— ACTIVITY —
Go through the data that follows and restate each line exactly as it reads.

— PROVIDED RECORDS —
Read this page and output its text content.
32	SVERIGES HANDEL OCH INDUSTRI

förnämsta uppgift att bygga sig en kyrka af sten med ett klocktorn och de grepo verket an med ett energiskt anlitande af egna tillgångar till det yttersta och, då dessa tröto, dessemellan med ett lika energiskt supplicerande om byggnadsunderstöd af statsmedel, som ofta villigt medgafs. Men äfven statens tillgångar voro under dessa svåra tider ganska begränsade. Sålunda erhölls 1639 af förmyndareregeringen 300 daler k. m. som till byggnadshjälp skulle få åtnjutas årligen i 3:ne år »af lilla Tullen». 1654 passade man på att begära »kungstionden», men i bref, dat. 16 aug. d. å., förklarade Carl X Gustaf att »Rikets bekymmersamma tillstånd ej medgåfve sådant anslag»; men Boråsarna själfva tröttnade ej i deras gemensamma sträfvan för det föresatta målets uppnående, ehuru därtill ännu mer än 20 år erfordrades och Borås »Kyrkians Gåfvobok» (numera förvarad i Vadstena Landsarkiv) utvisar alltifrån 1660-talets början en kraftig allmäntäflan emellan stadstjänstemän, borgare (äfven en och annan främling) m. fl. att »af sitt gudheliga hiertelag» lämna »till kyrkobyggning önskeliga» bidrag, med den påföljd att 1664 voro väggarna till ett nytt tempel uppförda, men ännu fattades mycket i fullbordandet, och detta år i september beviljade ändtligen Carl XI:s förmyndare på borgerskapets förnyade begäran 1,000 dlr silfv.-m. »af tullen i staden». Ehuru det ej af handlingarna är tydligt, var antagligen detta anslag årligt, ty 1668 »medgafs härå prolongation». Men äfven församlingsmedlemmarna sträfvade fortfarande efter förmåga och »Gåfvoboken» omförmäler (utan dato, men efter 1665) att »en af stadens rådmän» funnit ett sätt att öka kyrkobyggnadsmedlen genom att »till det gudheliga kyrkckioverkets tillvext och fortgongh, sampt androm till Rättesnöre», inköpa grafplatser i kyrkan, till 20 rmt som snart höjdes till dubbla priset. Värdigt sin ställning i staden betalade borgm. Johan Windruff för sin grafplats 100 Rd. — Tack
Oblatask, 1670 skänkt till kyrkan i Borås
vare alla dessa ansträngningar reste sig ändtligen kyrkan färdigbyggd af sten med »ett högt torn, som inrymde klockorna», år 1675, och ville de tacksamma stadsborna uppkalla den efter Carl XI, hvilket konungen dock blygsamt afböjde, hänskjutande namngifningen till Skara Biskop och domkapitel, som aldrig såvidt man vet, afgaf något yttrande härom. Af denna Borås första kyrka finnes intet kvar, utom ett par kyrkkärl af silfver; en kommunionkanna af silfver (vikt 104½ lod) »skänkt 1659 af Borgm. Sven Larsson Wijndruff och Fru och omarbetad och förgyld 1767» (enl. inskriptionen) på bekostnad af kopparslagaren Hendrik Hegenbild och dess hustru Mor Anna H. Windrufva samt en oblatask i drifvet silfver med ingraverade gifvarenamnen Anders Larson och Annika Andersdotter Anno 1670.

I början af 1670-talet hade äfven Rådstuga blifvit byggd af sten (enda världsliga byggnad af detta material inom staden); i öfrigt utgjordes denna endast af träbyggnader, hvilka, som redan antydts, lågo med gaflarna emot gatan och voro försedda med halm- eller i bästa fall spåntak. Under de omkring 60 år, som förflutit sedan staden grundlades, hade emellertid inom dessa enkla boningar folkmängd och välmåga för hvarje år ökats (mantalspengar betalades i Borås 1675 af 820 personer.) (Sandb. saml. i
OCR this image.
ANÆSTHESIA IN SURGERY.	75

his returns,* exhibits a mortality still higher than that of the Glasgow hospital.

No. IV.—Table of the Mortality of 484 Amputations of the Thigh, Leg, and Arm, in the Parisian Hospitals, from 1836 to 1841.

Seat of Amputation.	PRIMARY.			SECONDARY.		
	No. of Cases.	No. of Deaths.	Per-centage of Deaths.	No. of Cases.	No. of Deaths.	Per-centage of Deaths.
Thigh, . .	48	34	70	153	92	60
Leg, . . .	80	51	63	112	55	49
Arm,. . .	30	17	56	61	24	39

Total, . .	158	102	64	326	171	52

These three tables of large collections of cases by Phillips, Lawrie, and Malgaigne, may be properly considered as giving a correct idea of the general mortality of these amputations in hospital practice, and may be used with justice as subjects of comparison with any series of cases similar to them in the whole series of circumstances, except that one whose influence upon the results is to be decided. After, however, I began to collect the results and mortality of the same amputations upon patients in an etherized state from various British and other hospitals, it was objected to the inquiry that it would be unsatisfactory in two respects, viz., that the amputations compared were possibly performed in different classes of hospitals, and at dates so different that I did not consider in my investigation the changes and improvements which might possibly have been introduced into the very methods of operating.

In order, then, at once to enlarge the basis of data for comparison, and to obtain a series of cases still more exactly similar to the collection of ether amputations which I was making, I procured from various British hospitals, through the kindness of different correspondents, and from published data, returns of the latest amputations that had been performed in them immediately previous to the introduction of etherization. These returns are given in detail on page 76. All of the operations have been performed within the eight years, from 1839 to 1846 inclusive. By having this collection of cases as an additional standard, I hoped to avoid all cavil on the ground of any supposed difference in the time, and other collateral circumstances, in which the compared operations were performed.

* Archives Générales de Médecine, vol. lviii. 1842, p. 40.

— THE ANSWER —
Read this page and output its text content.
32	SVERIGES HANDEL OCH INDUSTRI

förnämsta uppgift att bygga sig en kyrka af sten med ett klocktorn och de grepo verket an med ett energiskt anlitande af egna tillgångar till det yttersta och, då dessa tröto, dessemellan med ett lika energiskt supplicerande om byggnadsunderstöd af statsmedel, som ofta villigt medgafs. Men äfven statens tillgångar voro under dessa svåra tider ganska begränsade. Sålunda erhölls 1639 af förmyndareregeringen 300 daler k. m. som till byggnadshjälp skulle få åtnjutas årligen i 3:ne år »af lilla Tullen». 1654 passade man på att begära »kungstionden», men i bref, dat. 16 aug. d. å., förklarade Carl X Gustaf att »Rikets bekymmersamma tillstånd ej medgåfve sådant anslag»; men Boråsarna själfva tröttnade ej i deras gemensamma sträfvan för det föresatta målets uppnående, ehuru därtill ännu mer än 20 år erfordrades och Borås »Kyrkians Gåfvobok» (numera förvarad i Vadstena Landsarkiv) utvisar alltifrån 1660-talets början en kraftig allmäntäflan emellan stadstjänstemän, borgare (äfven en och annan främling) m. fl. att »af sitt gudheliga hiertelag» lämna »till kyrkobyggning önskeliga» bidrag, med den påföljd att 1664 voro väggarna till ett nytt tempel uppförda, men ännu fattades mycket i fullbordandet, och detta år i september beviljade ändtligen Carl XI:s förmyndare på borgerskapets förnyade begäran 1,000 dlr silfv.-m. »af tullen i staden». Ehuru det ej af handlingarna är tydligt, var antagligen detta anslag årligt, ty 1668 »medgafs härå prolongation». Men äfven församlingsmedlemmarna sträfvade fortfarande efter förmåga och »Gåfvoboken» omförmäler (utan dato, men efter 1665) att »en af stadens rådmän» funnit ett sätt att öka kyrkobyggnadsmedlen genom att »till det gudheliga kyrkckioverkets tillvext och fortgongh, sampt androm till Rättesnöre», inköpa grafplatser i kyrkan, till 20 rmt som snart höjdes till dubbla priset. Värdigt sin ställning i staden betalade borgm. Johan Windruff för sin grafplats 100 Rd. — Tack
Oblatask, 1670 skänkt till kyrkan i Borås
vare alla dessa ansträngningar reste sig ändtligen kyrkan färdigbyggd af sten med »ett högt torn, som inrymde klockorna», år 1675, och ville de tacksamma stadsborna uppkalla den efter Carl XI, hvilket konungen dock blygsamt afböjde, hänskjutande namngifningen till Skara Biskop och domkapitel, som aldrig såvidt man vet, afgaf något yttrande härom. Af denna Borås första kyrka finnes intet kvar, utom ett par kyrkkärl af silfver; en kommunionkanna af silfver (vikt 104½ lod) »skänkt 1659 af Borgm. Sven Larsson Wijndruff och Fru och omarbetad och förgyld 1767» (enl. inskriptionen) på bekostnad af kopparslagaren Hendrik Hegenbild och dess hustru Mor Anna H. Windrufva samt en oblatask i drifvet silfver med ingraverade gifvarenamnen Anders Larson och Annika Andersdotter Anno 1670.

I början af 1670-talet hade äfven Rådstuga blifvit byggd af sten (enda världsliga byggnad af detta material inom staden); i öfrigt utgjordes denna endast af träbyggnader, hvilka, som redan antydts, lågo med gaflarna emot gatan och voro försedda med halm- eller i bästa fall spåntak. Under de omkring 60 år, som förflutit sedan staden grundlades, hade emellertid inom dessa enkla boningar folkmängd och välmåga för hvarje år ökats (mantalspengar betalades i Borås 1675 af 820 personer.) (Sandb. saml. i
OCR this image.
ANÆSTHESIA IN SURGERY.	75

his returns,* exhibits a mortality still higher than that of the Glasgow hospital.

No. IV.—Table of the Mortality of 484 Amputations of the Thigh, Leg, and Arm, in the Parisian Hospitals, from 1836 to 1841.

Seat of Amputation.	PRIMARY.			SECONDARY.		
	No. of Cases.	No. of Deaths.	Per-centage of Deaths.	No. of Cases.	No. of Deaths.	Per-centage of Deaths.
Thigh, . .	48	34	70	153	92	60
Leg, . . .	80	51	63	112	55	49
Arm,. . .	30	17	56	61	24	39

Total, . .	158	102	64	326	171	52

These three tables of large collections of cases by Phillips, Lawrie, and Malgaigne, may be properly considered as giving a correct idea of the general mortality of these amputations in hospital practice, and may be used with justice as subjects of comparison with any series of cases similar to them in the whole series of circumstances, except that one whose influence upon the results is to be decided. After, however, I began to collect the results and mortality of the same amputations upon patients in an etherized state from various British and other hospitals, it was objected to the inquiry that it would be unsatisfactory in two respects, viz., that the amputations compared were possibly performed in different classes of hospitals, and at dates so different that I did not consider in my investigation the changes and improvements which might possibly have been introduced into the very methods of operating.

In order, then, at once to enlarge the basis of data for comparison, and to obtain a series of cases still more exactly similar to the collection of ether amputations which I was making, I procured from various British hospitals, through the kindness of different correspondents, and from published data, returns of the latest amputations that had been performed in them immediately previous to the introduction of etherization. These returns are given in detail on page 76. All of the operations have been performed within the eight years, from 1839 to 1846 inclusive. By having this collection of cases as an additional standard, I hoped to avoid all cavil on the ground of any supposed difference in the time, and other collateral circumstances, in which the compared operations were performed.

* Archives Générales de Médecine, vol. lviii. 1842, p. 40.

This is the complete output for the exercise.